-- begin Raw data --

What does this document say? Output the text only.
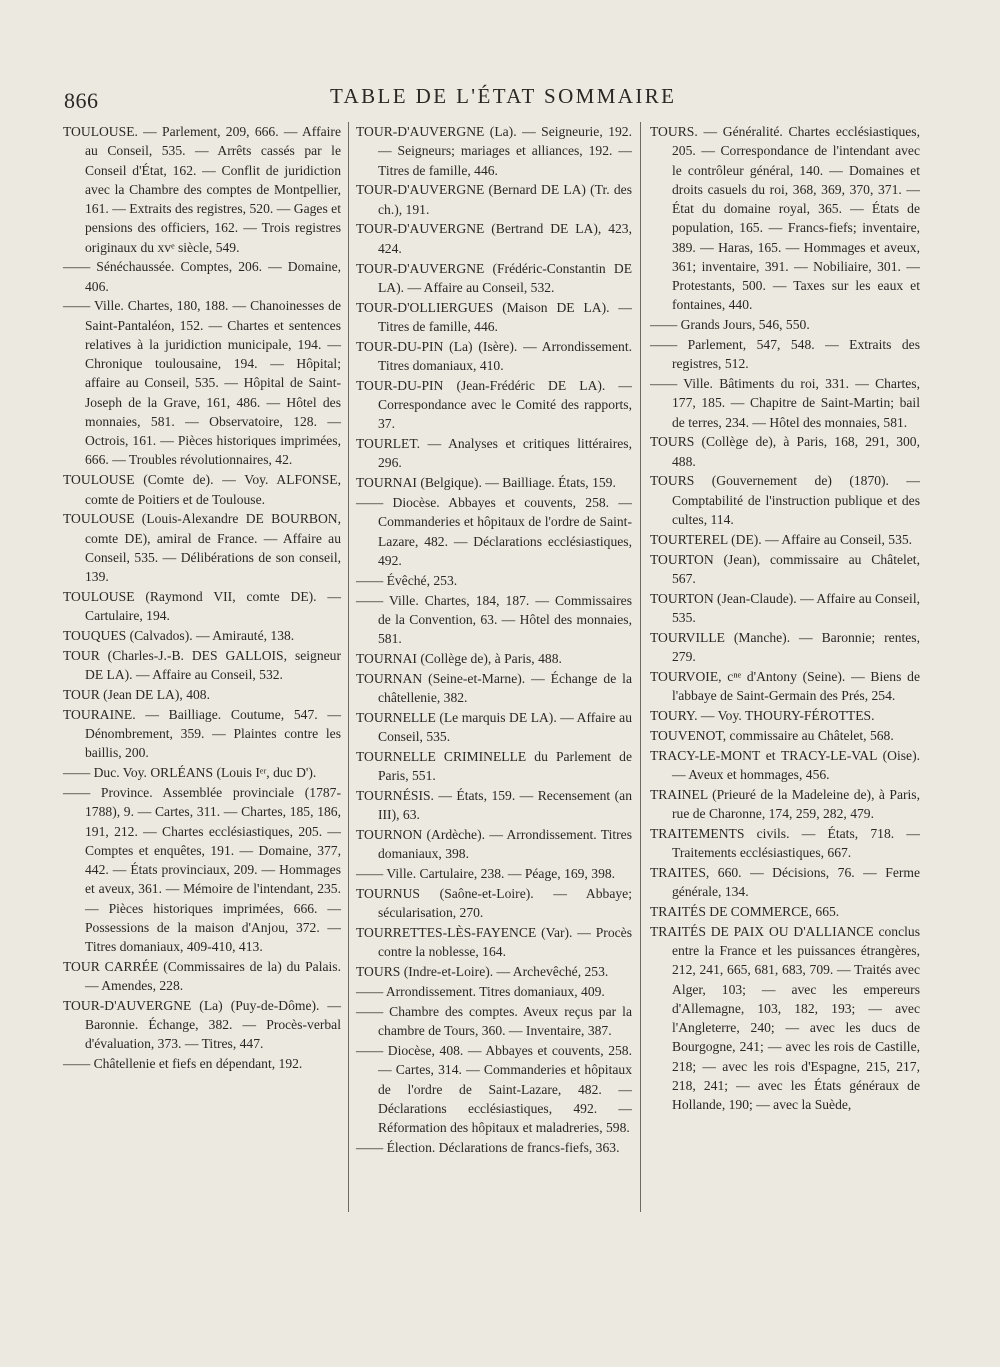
866	TABLE DE L'ÉTAT SOMMAIRE

TOULOUSE. — Parlement, 209, 666. — Affaire au Conseil, 535. — Arrêts cassés par le Conseil d'État, 162. — Conflit de juridiction avec la Chambre des comptes de Montpellier, 161. — Extraits des registres, 520. — Gages et pensions des officiers, 162. — Trois registres originaux du xvᵉ siècle, 549.

—— Sénéchaussée. Comptes, 206. — Domaine, 406.

—— Ville. Chartes, 180, 188. — Chanoinesses de Saint-Pantaléon, 152. — Chartes et sentences relatives à la juridiction municipale, 194. — Chronique toulousaine, 194. — Hôpital; affaire au Conseil, 535. — Hôpital de Saint-Joseph de la Grave, 161, 486. — Hôtel des monnaies, 581. — Observatoire, 128. — Octrois, 161. — Pièces historiques imprimées, 666. — Troubles révolutionnaires, 42.

TOULOUSE (Comte de). — Voy. ALFONSE, comte de Poitiers et de Toulouse.

TOULOUSE (Louis-Alexandre DE BOURBON, comte DE), amiral de France. — Affaire au Conseil, 535. — Délibérations de son conseil, 139.

TOULOUSE (Raymond VII, comte DE). — Cartulaire, 194.

TOUQUES (Calvados). — Amirauté, 138.

TOUR (Charles-J.-B. DES GALLOIS, seigneur DE LA). — Affaire au Conseil, 532.

TOUR (Jean DE LA), 408.

TOURAINE. — Bailliage. Coutume, 547. — Dénombrement, 359. — Plaintes contre les baillis, 200.

—— Duc. Voy. ORLÉANS (Louis Iᵉʳ, duc D').

—— Province. Assemblée provinciale (1787-1788), 9. — Cartes, 311. — Chartes, 185, 186, 191, 212. — Chartes ecclésiastiques, 205. — Comptes et enquêtes, 191. — Domaine, 377, 442. — États provinciaux, 209. — Hommages et aveux, 361. — Mémoire de l'intendant, 235. — Pièces historiques imprimées, 666. — Possessions de la maison d'Anjou, 372. — Titres domaniaux, 409-410, 413.

TOUR CARRÉE (Commissaires de la) du Palais. — Amendes, 228.

TOUR-D'AUVERGNE (La) (Puy-de-Dôme). — Baronnie. Échange, 382. — Procès-verbal d'évaluation, 373. — Titres, 447.

—— Châtellenie et fiefs en dépendant, 192.

TOUR-D'AUVERGNE (La). — Seigneurie, 192. — Seigneurs; mariages et alliances, 192. — Titres de famille, 446.

TOUR-D'AUVERGNE (Bernard DE LA) (Tr. des ch.), 191.

TOUR-D'AUVERGNE (Bertrand DE LA), 423, 424.

TOUR-D'AUVERGNE (Frédéric-Constantin DE LA). — Affaire au Conseil, 532.

TOUR-D'OLLIERGUES (Maison DE LA). — Titres de famille, 446.

TOUR-DU-PIN (La) (Isère). — Arrondissement. Titres domaniaux, 410.

TOUR-DU-PIN (Jean-Frédéric DE LA). — Correspondance avec le Comité des rapports, 37.

TOURLET. — Analyses et critiques littéraires, 296.

TOURNAI (Belgique). — Bailliage. États, 159.

—— Diocèse. Abbayes et couvents, 258. — Commanderies et hôpitaux de l'ordre de Saint-Lazare, 482. — Déclarations ecclésiastiques, 492.

—— Évêché, 253.

—— Ville. Chartes, 184, 187. — Commissaires de la Convention, 63. — Hôtel des monnaies, 581.

TOURNAI (Collège de), à Paris, 488.

TOURNAN (Seine-et-Marne). — Échange de la châtellenie, 382.

TOURNELLE (Le marquis DE LA). — Affaire au Conseil, 535.

TOURNELLE CRIMINELLE du Parlement de Paris, 551.

TOURNÉSIS. — États, 159. — Recensement (an III), 63.

TOURNON (Ardèche). — Arrondissement. Titres domaniaux, 398.

—— Ville. Cartulaire, 238. — Péage, 169, 398.

TOURNUS (Saône-et-Loire). — Abbaye; sécularisation, 270.

TOURRETTES-LÈS-FAYENCE (Var). — Procès contre la noblesse, 164.

TOURS (Indre-et-Loire). — Archevêché, 253.

—— Arrondissement. Titres domaniaux, 409.

—— Chambre des comptes. Aveux reçus par la chambre de Tours, 360. — Inventaire, 387.

—— Diocèse, 408. — Abbayes et couvents, 258. — Cartes, 314. — Commanderies et hôpitaux de l'ordre de Saint-Lazare, 482. — Déclarations ecclésiastiques, 492. — Réformation des hôpitaux et maladreries, 598.

—— Élection. Déclarations de francs-fiefs, 363.

TOURS. — Généralité. Chartes ecclésiastiques, 205. — Correspondance de l'intendant avec le contrôleur général, 140. — Domaines et droits casuels du roi, 368, 369, 370, 371. — État du domaine royal, 365. — États de population, 165. — Francs-fiefs; inventaire, 389. — Haras, 165. — Hommages et aveux, 361; inventaire, 391. — Nobiliaire, 301. — Protestants, 500. — Taxes sur les eaux et fontaines, 440.

—— Grands Jours, 546, 550.

—— Parlement, 547, 548. — Extraits des registres, 512.

—— Ville. Bâtiments du roi, 331. — Chartes, 177, 185. — Chapitre de Saint-Martin; bail de terres, 234. — Hôtel des monnaies, 581.

TOURS (Collège de), à Paris, 168, 291, 300, 488.

TOURS (Gouvernement de) (1870). — Comptabilité de l'instruction publique et des cultes, 114.

TOURTEREL (DE). — Affaire au Conseil, 535.

TOURTON (Jean), commissaire au Châtelet, 567.

TOURTON (Jean-Claude). — Affaire au Conseil, 535.

TOURVILLE (Manche). — Baronnie; rentes, 279.

TOURVOIE, cⁿᵉ d'Antony (Seine). — Biens de l'abbaye de Saint-Germain des Prés, 254.

TOURY. — Voy. THOURY-FÉROTTES.

TOUVENOT, commissaire au Châtelet, 568.

TRACY-LE-MONT et TRACY-LE-VAL (Oise). — Aveux et hommages, 456.

TRAINEL (Prieuré de la Madeleine de), à Paris, rue de Charonne, 174, 259, 282, 479.

TRAITEMENTS civils. — États, 718. — Traitements ecclésiastiques, 667.

TRAITES, 660. — Décisions, 76. — Ferme générale, 134.

TRAITÉS DE COMMERCE, 665.

TRAITÉS DE PAIX OU D'ALLIANCE conclus entre la France et les puissances étrangères, 212, 241, 665, 681, 683, 709. — Traités avec Alger, 103; — avec les empereurs d'Allemagne, 103, 182, 193; — avec l'Angleterre, 240; — avec les ducs de Bourgogne, 241; — avec les rois de Castille, 218; — avec les rois d'Espagne, 215, 217, 218, 241; — avec les États généraux de Hollande, 190; — avec la Suède,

-- end Raw data --

▶ _What you need to do_
Every line of text is to be repeated exactly; pictures are left out.

▶ _Correct result_
What does this document say? Output the text only.
866	TABLE DE L'ÉTAT SOMMAIRE

TOULOUSE. — Parlement, 209, 666. — Affaire au Conseil, 535. — Arrêts cassés par le Conseil d'État, 162. — Conflit de juridiction avec la Chambre des comptes de Montpellier, 161. — Extraits des registres, 520. — Gages et pensions des officiers, 162. — Trois registres originaux du xvᵉ siècle, 549.

—— Sénéchaussée. Comptes, 206. — Domaine, 406.

—— Ville. Chartes, 180, 188. — Chanoinesses de Saint-Pantaléon, 152. — Chartes et sentences relatives à la juridiction municipale, 194. — Chronique toulousaine, 194. — Hôpital; affaire au Conseil, 535. — Hôpital de Saint-Joseph de la Grave, 161, 486. — Hôtel des monnaies, 581. — Observatoire, 128. — Octrois, 161. — Pièces historiques imprimées, 666. — Troubles révolutionnaires, 42.

TOULOUSE (Comte de). — Voy. ALFONSE, comte de Poitiers et de Toulouse.

TOULOUSE (Louis-Alexandre DE BOURBON, comte DE), amiral de France. — Affaire au Conseil, 535. — Délibérations de son conseil, 139.

TOULOUSE (Raymond VII, comte DE). — Cartulaire, 194.

TOUQUES (Calvados). — Amirauté, 138.

TOUR (Charles-J.-B. DES GALLOIS, seigneur DE LA). — Affaire au Conseil, 532.

TOUR (Jean DE LA), 408.

TOURAINE. — Bailliage. Coutume, 547. — Dénombrement, 359. — Plaintes contre les baillis, 200.

—— Duc. Voy. ORLÉANS (Louis Iᵉʳ, duc D').

—— Province. Assemblée provinciale (1787-1788), 9. — Cartes, 311. — Chartes, 185, 186, 191, 212. — Chartes ecclésiastiques, 205. — Comptes et enquêtes, 191. — Domaine, 377, 442. — États provinciaux, 209. — Hommages et aveux, 361. — Mémoire de l'intendant, 235. — Pièces historiques imprimées, 666. — Possessions de la maison d'Anjou, 372. — Titres domaniaux, 409-410, 413.

TOUR CARRÉE (Commissaires de la) du Palais. — Amendes, 228.

TOUR-D'AUVERGNE (La) (Puy-de-Dôme). — Baronnie. Échange, 382. — Procès-verbal d'évaluation, 373. — Titres, 447.

—— Châtellenie et fiefs en dépendant, 192.

TOUR-D'AUVERGNE (La). — Seigneurie, 192. — Seigneurs; mariages et alliances, 192. — Titres de famille, 446.

TOUR-D'AUVERGNE (Bernard DE LA) (Tr. des ch.), 191.

TOUR-D'AUVERGNE (Bertrand DE LA), 423, 424.

TOUR-D'AUVERGNE (Frédéric-Constantin DE LA). — Affaire au Conseil, 532.

TOUR-D'OLLIERGUES (Maison DE LA). — Titres de famille, 446.

TOUR-DU-PIN (La) (Isère). — Arrondissement. Titres domaniaux, 410.

TOUR-DU-PIN (Jean-Frédéric DE LA). — Correspondance avec le Comité des rapports, 37.

TOURLET. — Analyses et critiques littéraires, 296.

TOURNAI (Belgique). — Bailliage. États, 159.

—— Diocèse. Abbayes et couvents, 258. — Commanderies et hôpitaux de l'ordre de Saint-Lazare, 482. — Déclarations ecclésiastiques, 492.

—— Évêché, 253.

—— Ville. Chartes, 184, 187. — Commissaires de la Convention, 63. — Hôtel des monnaies, 581.

TOURNAI (Collège de), à Paris, 488.

TOURNAN (Seine-et-Marne). — Échange de la châtellenie, 382.

TOURNELLE (Le marquis DE LA). — Affaire au Conseil, 535.

TOURNELLE CRIMINELLE du Parlement de Paris, 551.

TOURNÉSIS. — États, 159. — Recensement (an III), 63.

TOURNON (Ardèche). — Arrondissement. Titres domaniaux, 398.

—— Ville. Cartulaire, 238. — Péage, 169, 398.

TOURNUS (Saône-et-Loire). — Abbaye; sécularisation, 270.

TOURRETTES-LÈS-FAYENCE (Var). — Procès contre la noblesse, 164.

TOURS (Indre-et-Loire). — Archevêché, 253.

—— Arrondissement. Titres domaniaux, 409.

—— Chambre des comptes. Aveux reçus par la chambre de Tours, 360. — Inventaire, 387.

—— Diocèse, 408. — Abbayes et couvents, 258. — Cartes, 314. — Commanderies et hôpitaux de l'ordre de Saint-Lazare, 482. — Déclarations ecclésiastiques, 492. — Réformation des hôpitaux et maladreries, 598.

—— Élection. Déclarations de francs-fiefs, 363.

TOURS. — Généralité. Chartes ecclésiastiques, 205. — Correspondance de l'intendant avec le contrôleur général, 140. — Domaines et droits casuels du roi, 368, 369, 370, 371. — État du domaine royal, 365. — États de population, 165. — Francs-fiefs; inventaire, 389. — Haras, 165. — Hommages et aveux, 361; inventaire, 391. — Nobiliaire, 301. — Protestants, 500. — Taxes sur les eaux et fontaines, 440.

—— Grands Jours, 546, 550.

—— Parlement, 547, 548. — Extraits des registres, 512.

—— Ville. Bâtiments du roi, 331. — Chartes, 177, 185. — Chapitre de Saint-Martin; bail de terres, 234. — Hôtel des monnaies, 581.

TOURS (Collège de), à Paris, 168, 291, 300, 488.

TOURS (Gouvernement de) (1870). — Comptabilité de l'instruction publique et des cultes, 114.

TOURTEREL (DE). — Affaire au Conseil, 535.

TOURTON (Jean), commissaire au Châtelet, 567.

TOURTON (Jean-Claude). — Affaire au Conseil, 535.

TOURVILLE (Manche). — Baronnie; rentes, 279.

TOURVOIE, cⁿᵉ d'Antony (Seine). — Biens de l'abbaye de Saint-Germain des Prés, 254.

TOURY. — Voy. THOURY-FÉROTTES.

TOUVENOT, commissaire au Châtelet, 568.

TRACY-LE-MONT et TRACY-LE-VAL (Oise). — Aveux et hommages, 456.

TRAINEL (Prieuré de la Madeleine de), à Paris, rue de Charonne, 174, 259, 282, 479.

TRAITEMENTS civils. — États, 718. — Traitements ecclésiastiques, 667.

TRAITES, 660. — Décisions, 76. — Ferme générale, 134.

TRAITÉS DE COMMERCE, 665.

TRAITÉS DE PAIX OU D'ALLIANCE conclus entre la France et les puissances étrangères, 212, 241, 665, 681, 683, 709. — Traités avec Alger, 103; — avec les empereurs d'Allemagne, 103, 182, 193; — avec l'Angleterre, 240; — avec les ducs de Bourgogne, 241; — avec les rois de Castille, 218; — avec les rois d'Espagne, 215, 217, 218, 241; — avec les États généraux de Hollande, 190; — avec la Suède,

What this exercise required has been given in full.